• [INPUT MATERIAL]
-- BEGIN --
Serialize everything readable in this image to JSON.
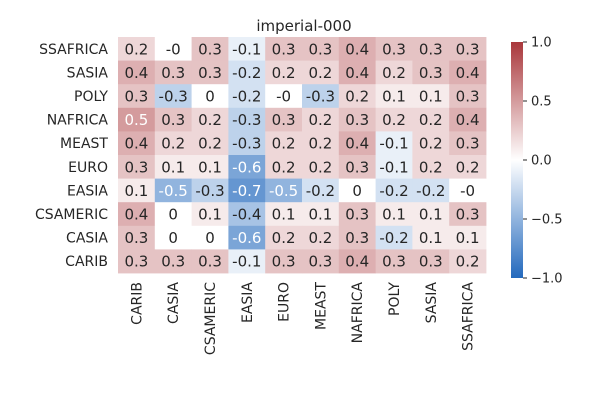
{
  "chart_data": {
    "type": "heatmap",
    "title": "imperial-000",
    "rows": [
      "SSAFRICA",
      "SASIA",
      "POLY",
      "NAFRICA",
      "MEAST",
      "EURO",
      "EASIA",
      "CSAMERIC",
      "CASIA",
      "CARIB"
    ],
    "columns": [
      "CARIB",
      "CASIA",
      "CSAMERIC",
      "EASIA",
      "EURO",
      "MEAST",
      "NAFRICA",
      "POLY",
      "SASIA",
      "SSAFRICA"
    ],
    "values": [
      [
        0.2,
        -0.0,
        0.3,
        -0.1,
        0.3,
        0.3,
        0.4,
        0.3,
        0.3,
        0.3
      ],
      [
        0.4,
        0.3,
        0.3,
        -0.2,
        0.2,
        0.2,
        0.4,
        0.2,
        0.3,
        0.4
      ],
      [
        0.3,
        -0.3,
        0,
        -0.2,
        -0.0,
        -0.3,
        0.2,
        0.1,
        0.1,
        0.3
      ],
      [
        0.5,
        0.3,
        0.2,
        -0.3,
        0.3,
        0.2,
        0.3,
        0.2,
        0.2,
        0.4
      ],
      [
        0.4,
        0.2,
        0.2,
        -0.3,
        0.2,
        0.2,
        0.4,
        -0.1,
        0.2,
        0.3
      ],
      [
        0.3,
        0.1,
        0.1,
        -0.6,
        0.2,
        0.2,
        0.3,
        -0.1,
        0.2,
        0.2
      ],
      [
        0.1,
        -0.5,
        -0.3,
        -0.7,
        -0.5,
        -0.2,
        0,
        -0.2,
        -0.2,
        -0.0
      ],
      [
        0.4,
        0,
        0.1,
        -0.4,
        0.1,
        0.1,
        0.3,
        0.1,
        0.1,
        0.3
      ],
      [
        0.3,
        0,
        0,
        -0.6,
        0.2,
        0.2,
        0.3,
        -0.2,
        0.1,
        0.1
      ],
      [
        0.3,
        0.3,
        0.3,
        -0.1,
        0.3,
        0.3,
        0.4,
        0.3,
        0.3,
        0.2
      ]
    ],
    "labels": [
      [
        "0.2",
        "-0",
        "0.3",
        "-0.1",
        "0.3",
        "0.3",
        "0.4",
        "0.3",
        "0.3",
        "0.3"
      ],
      [
        "0.4",
        "0.3",
        "0.3",
        "-0.2",
        "0.2",
        "0.2",
        "0.4",
        "0.2",
        "0.3",
        "0.4"
      ],
      [
        "0.3",
        "-0.3",
        "0",
        "-0.2",
        "-0",
        "-0.3",
        "0.2",
        "0.1",
        "0.1",
        "0.3"
      ],
      [
        "0.5",
        "0.3",
        "0.2",
        "-0.3",
        "0.3",
        "0.2",
        "0.3",
        "0.2",
        "0.2",
        "0.4"
      ],
      [
        "0.4",
        "0.2",
        "0.2",
        "-0.3",
        "0.2",
        "0.2",
        "0.4",
        "-0.1",
        "0.2",
        "0.3"
      ],
      [
        "0.3",
        "0.1",
        "0.1",
        "-0.6",
        "0.2",
        "0.2",
        "0.3",
        "-0.1",
        "0.2",
        "0.2"
      ],
      [
        "0.1",
        "-0.5",
        "-0.3",
        "-0.7",
        "-0.5",
        "-0.2",
        "0",
        "-0.2",
        "-0.2",
        "-0"
      ],
      [
        "0.4",
        "0",
        "0.1",
        "-0.4",
        "0.1",
        "0.1",
        "0.3",
        "0.1",
        "0.1",
        "0.3"
      ],
      [
        "0.3",
        "0",
        "0",
        "-0.6",
        "0.2",
        "0.2",
        "0.3",
        "-0.2",
        "0.1",
        "0.1"
      ],
      [
        "0.3",
        "0.3",
        "0.3",
        "-0.1",
        "0.3",
        "0.3",
        "0.4",
        "0.3",
        "0.3",
        "0.2"
      ]
    ],
    "colorbar": {
      "range": [
        -1.0,
        1.0
      ],
      "ticks": [
        1.0,
        0.5,
        0.0,
        -0.5,
        -1.0
      ],
      "tick_labels": [
        "1.0",
        "0.5",
        "0.0",
        "−0.5",
        "−1.0"
      ],
      "colormap": "vlag",
      "colors": [
        "#2369bd",
        "#ffffff",
        "#a9373b"
      ]
    },
    "grid": false,
    "legend": "colorbar-right"
  }
}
-- END --
• [TO BE DONE] Repeat every record above exactly, but leave out any pictures.

• [EXPECTED ANSWER]
Serialize everything readable in this image to JSON.
{
  "chart_data": {
    "type": "heatmap",
    "title": "imperial-000",
    "rows": [
      "SSAFRICA",
      "SASIA",
      "POLY",
      "NAFRICA",
      "MEAST",
      "EURO",
      "EASIA",
      "CSAMERIC",
      "CASIA",
      "CARIB"
    ],
    "columns": [
      "CARIB",
      "CASIA",
      "CSAMERIC",
      "EASIA",
      "EURO",
      "MEAST",
      "NAFRICA",
      "POLY",
      "SASIA",
      "SSAFRICA"
    ],
    "values": [
      [
        0.2,
        -0.0,
        0.3,
        -0.1,
        0.3,
        0.3,
        0.4,
        0.3,
        0.3,
        0.3
      ],
      [
        0.4,
        0.3,
        0.3,
        -0.2,
        0.2,
        0.2,
        0.4,
        0.2,
        0.3,
        0.4
      ],
      [
        0.3,
        -0.3,
        0,
        -0.2,
        -0.0,
        -0.3,
        0.2,
        0.1,
        0.1,
        0.3
      ],
      [
        0.5,
        0.3,
        0.2,
        -0.3,
        0.3,
        0.2,
        0.3,
        0.2,
        0.2,
        0.4
      ],
      [
        0.4,
        0.2,
        0.2,
        -0.3,
        0.2,
        0.2,
        0.4,
        -0.1,
        0.2,
        0.3
      ],
      [
        0.3,
        0.1,
        0.1,
        -0.6,
        0.2,
        0.2,
        0.3,
        -0.1,
        0.2,
        0.2
      ],
      [
        0.1,
        -0.5,
        -0.3,
        -0.7,
        -0.5,
        -0.2,
        0,
        -0.2,
        -0.2,
        -0.0
      ],
      [
        0.4,
        0,
        0.1,
        -0.4,
        0.1,
        0.1,
        0.3,
        0.1,
        0.1,
        0.3
      ],
      [
        0.3,
        0,
        0,
        -0.6,
        0.2,
        0.2,
        0.3,
        -0.2,
        0.1,
        0.1
      ],
      [
        0.3,
        0.3,
        0.3,
        -0.1,
        0.3,
        0.3,
        0.4,
        0.3,
        0.3,
        0.2
      ]
    ],
    "labels": [
      [
        "0.2",
        "-0",
        "0.3",
        "-0.1",
        "0.3",
        "0.3",
        "0.4",
        "0.3",
        "0.3",
        "0.3"
      ],
      [
        "0.4",
        "0.3",
        "0.3",
        "-0.2",
        "0.2",
        "0.2",
        "0.4",
        "0.2",
        "0.3",
        "0.4"
      ],
      [
        "0.3",
        "-0.3",
        "0",
        "-0.2",
        "-0",
        "-0.3",
        "0.2",
        "0.1",
        "0.1",
        "0.3"
      ],
      [
        "0.5",
        "0.3",
        "0.2",
        "-0.3",
        "0.3",
        "0.2",
        "0.3",
        "0.2",
        "0.2",
        "0.4"
      ],
      [
        "0.4",
        "0.2",
        "0.2",
        "-0.3",
        "0.2",
        "0.2",
        "0.4",
        "-0.1",
        "0.2",
        "0.3"
      ],
      [
        "0.3",
        "0.1",
        "0.1",
        "-0.6",
        "0.2",
        "0.2",
        "0.3",
        "-0.1",
        "0.2",
        "0.2"
      ],
      [
        "0.1",
        "-0.5",
        "-0.3",
        "-0.7",
        "-0.5",
        "-0.2",
        "0",
        "-0.2",
        "-0.2",
        "-0"
      ],
      [
        "0.4",
        "0",
        "0.1",
        "-0.4",
        "0.1",
        "0.1",
        "0.3",
        "0.1",
        "0.1",
        "0.3"
      ],
      [
        "0.3",
        "0",
        "0",
        "-0.6",
        "0.2",
        "0.2",
        "0.3",
        "-0.2",
        "0.1",
        "0.1"
      ],
      [
        "0.3",
        "0.3",
        "0.3",
        "-0.1",
        "0.3",
        "0.3",
        "0.4",
        "0.3",
        "0.3",
        "0.2"
      ]
    ],
    "colorbar": {
      "range": [
        -1.0,
        1.0
      ],
      "ticks": [
        1.0,
        0.5,
        0.0,
        -0.5,
        -1.0
      ],
      "tick_labels": [
        "1.0",
        "0.5",
        "0.0",
        "−0.5",
        "−1.0"
      ],
      "colormap": "vlag",
      "colors": [
        "#2369bd",
        "#ffffff",
        "#a9373b"
      ]
    },
    "grid": false,
    "legend": "colorbar-right"
  }
}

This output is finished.